* QUESTION POSÉE
Dans le texte source, par quel adjectif Ladislas Witanene qualifie-t-il la situation des peuples autochtones de Nyiragongo ?

* TEXTE SOURCE
La situation des peuples autochtones devient de plus en plus préoccupante dans le territoire de Nyiragongo (Nord-Kivu). Cette communauté, déjà fragilisée par des années de conflits armés et de déplacements forcés, font aujourd’hui face à un abandon quasi total, selon Ladislas Witanene, acteur social et défenseur des droits de peuple autochtone.
Ladislas Witanene indique que l’insécurité grandissante dans la région aggrave davantage la vulnérabilité de ces peuples, les exposant à « des violences, à la faim et à la marginalisation ».
Il dénonce cette situation qu’il qualifie d’« inacceptable ». Ce défenseur des droits humains estime que les autorités congolaises ainsi que les partenaires humanitaires doivent agir en urgence pour « garantir la protection et la dignité de cette communauté » .
Celui-ci ajoute que cette catégorie de congolais ne doit pas être oubliée. Pour lui, les peuples autochtones ont « les mêmes droits que tous les citoyens », soulignant qu’il est urgent de « mettre en place des mécanismes d’accompagnement, d’accès à la terre et aux services sociaux de base ».
Ce défenseur des droits humains insiste également sur la nécessité d’« impliquer les pygmées (Batwa) dans les décisions qui les concernent » notamment dans les programmes de développement et de gestion des ressources naturelles.
Ce plaidoyer pour les peuples autochtones vise à reconnaître leurs droits, particulièrement face à l’exclusion et aux menaces sur leurs terres ancestrales. Il s’agit de garantir leur participation aux décisions, protéger leurs savoirs traditionnels et appliquer les lois existantes, comme celle de 2022 en République démocratique du Congo.

* INFORMATIONS SOURCES
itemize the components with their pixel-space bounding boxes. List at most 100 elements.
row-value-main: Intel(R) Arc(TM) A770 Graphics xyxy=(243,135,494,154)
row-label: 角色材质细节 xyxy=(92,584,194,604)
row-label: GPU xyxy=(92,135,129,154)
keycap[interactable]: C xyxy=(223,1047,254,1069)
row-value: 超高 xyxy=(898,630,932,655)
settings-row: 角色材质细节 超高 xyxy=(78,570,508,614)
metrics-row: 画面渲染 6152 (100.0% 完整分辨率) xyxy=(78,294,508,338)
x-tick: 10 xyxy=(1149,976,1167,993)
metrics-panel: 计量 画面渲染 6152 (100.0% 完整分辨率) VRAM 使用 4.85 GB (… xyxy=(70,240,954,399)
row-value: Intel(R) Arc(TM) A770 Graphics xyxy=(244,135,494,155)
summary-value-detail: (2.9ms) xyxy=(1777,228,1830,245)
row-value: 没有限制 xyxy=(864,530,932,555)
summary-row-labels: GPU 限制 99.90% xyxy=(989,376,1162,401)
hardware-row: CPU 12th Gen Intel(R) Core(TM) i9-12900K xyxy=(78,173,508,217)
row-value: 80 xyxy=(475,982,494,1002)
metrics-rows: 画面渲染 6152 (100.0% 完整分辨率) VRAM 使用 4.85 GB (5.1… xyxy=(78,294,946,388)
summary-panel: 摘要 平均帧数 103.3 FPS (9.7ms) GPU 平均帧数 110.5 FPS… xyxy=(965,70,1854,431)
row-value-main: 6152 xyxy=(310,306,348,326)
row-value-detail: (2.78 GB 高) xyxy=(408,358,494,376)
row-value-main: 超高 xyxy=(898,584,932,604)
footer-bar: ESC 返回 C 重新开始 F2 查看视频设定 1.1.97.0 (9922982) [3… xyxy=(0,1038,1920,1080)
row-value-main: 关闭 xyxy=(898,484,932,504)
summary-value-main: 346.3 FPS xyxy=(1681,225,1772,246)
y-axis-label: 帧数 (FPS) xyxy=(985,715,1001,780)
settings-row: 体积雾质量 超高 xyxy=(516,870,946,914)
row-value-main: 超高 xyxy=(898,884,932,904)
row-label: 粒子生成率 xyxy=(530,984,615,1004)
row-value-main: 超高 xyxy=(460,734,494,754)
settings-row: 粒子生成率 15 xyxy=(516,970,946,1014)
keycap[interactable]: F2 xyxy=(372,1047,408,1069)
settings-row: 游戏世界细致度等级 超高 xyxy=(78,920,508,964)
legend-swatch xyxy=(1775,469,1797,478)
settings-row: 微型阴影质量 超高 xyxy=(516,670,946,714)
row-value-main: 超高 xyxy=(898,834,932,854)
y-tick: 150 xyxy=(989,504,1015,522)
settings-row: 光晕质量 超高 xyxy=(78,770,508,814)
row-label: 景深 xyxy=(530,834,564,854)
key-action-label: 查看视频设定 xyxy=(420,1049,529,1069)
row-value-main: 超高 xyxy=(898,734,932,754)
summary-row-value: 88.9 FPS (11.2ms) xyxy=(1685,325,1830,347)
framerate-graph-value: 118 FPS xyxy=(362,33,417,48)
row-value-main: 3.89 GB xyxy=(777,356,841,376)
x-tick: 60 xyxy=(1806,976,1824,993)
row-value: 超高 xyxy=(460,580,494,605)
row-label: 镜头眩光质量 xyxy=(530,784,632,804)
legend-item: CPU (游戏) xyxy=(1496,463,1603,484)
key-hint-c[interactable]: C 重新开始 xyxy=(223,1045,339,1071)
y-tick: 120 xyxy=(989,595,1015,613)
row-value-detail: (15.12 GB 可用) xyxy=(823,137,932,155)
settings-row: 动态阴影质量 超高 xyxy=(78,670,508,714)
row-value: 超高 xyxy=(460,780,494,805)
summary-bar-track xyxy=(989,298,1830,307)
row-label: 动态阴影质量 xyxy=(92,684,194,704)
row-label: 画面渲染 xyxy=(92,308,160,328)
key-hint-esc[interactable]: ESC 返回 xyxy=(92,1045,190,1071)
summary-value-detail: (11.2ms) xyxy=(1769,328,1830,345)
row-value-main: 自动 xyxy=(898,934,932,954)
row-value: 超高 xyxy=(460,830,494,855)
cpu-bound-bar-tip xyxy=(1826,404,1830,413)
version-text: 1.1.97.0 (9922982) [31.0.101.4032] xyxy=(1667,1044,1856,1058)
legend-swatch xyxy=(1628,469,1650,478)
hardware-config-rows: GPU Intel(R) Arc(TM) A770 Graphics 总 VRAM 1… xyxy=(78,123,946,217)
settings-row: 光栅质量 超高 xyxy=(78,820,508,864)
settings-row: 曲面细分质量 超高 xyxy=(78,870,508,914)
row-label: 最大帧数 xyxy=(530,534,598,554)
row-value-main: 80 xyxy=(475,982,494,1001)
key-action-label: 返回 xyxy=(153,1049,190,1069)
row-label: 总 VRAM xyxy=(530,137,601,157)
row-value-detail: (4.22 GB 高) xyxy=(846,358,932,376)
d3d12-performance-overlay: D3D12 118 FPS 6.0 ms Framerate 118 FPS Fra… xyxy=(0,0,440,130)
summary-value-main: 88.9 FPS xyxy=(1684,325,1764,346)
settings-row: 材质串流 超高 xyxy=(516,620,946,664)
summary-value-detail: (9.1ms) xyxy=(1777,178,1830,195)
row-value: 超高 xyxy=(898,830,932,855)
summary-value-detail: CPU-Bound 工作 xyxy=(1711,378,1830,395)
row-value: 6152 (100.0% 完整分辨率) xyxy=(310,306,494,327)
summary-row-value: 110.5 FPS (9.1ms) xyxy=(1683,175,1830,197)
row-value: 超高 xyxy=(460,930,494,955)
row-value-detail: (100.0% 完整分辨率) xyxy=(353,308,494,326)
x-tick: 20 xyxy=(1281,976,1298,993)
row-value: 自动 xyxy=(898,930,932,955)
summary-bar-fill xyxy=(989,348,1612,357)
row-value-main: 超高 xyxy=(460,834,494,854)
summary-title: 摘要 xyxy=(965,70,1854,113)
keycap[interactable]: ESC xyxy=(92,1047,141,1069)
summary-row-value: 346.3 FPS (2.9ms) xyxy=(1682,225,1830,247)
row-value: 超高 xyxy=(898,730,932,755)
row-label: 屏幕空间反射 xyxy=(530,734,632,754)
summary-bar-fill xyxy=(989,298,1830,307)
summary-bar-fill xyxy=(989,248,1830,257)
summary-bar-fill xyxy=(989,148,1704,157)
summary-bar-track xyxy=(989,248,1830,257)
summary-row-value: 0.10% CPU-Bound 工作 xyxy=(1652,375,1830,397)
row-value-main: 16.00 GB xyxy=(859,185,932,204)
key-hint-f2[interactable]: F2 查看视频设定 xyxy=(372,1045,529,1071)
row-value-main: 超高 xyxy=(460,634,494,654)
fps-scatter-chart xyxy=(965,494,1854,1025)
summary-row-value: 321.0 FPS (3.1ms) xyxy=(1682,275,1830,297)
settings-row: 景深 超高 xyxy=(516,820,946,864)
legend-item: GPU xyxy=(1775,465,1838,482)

* RÉPONSE
Il la qualifie d'« inacceptable ».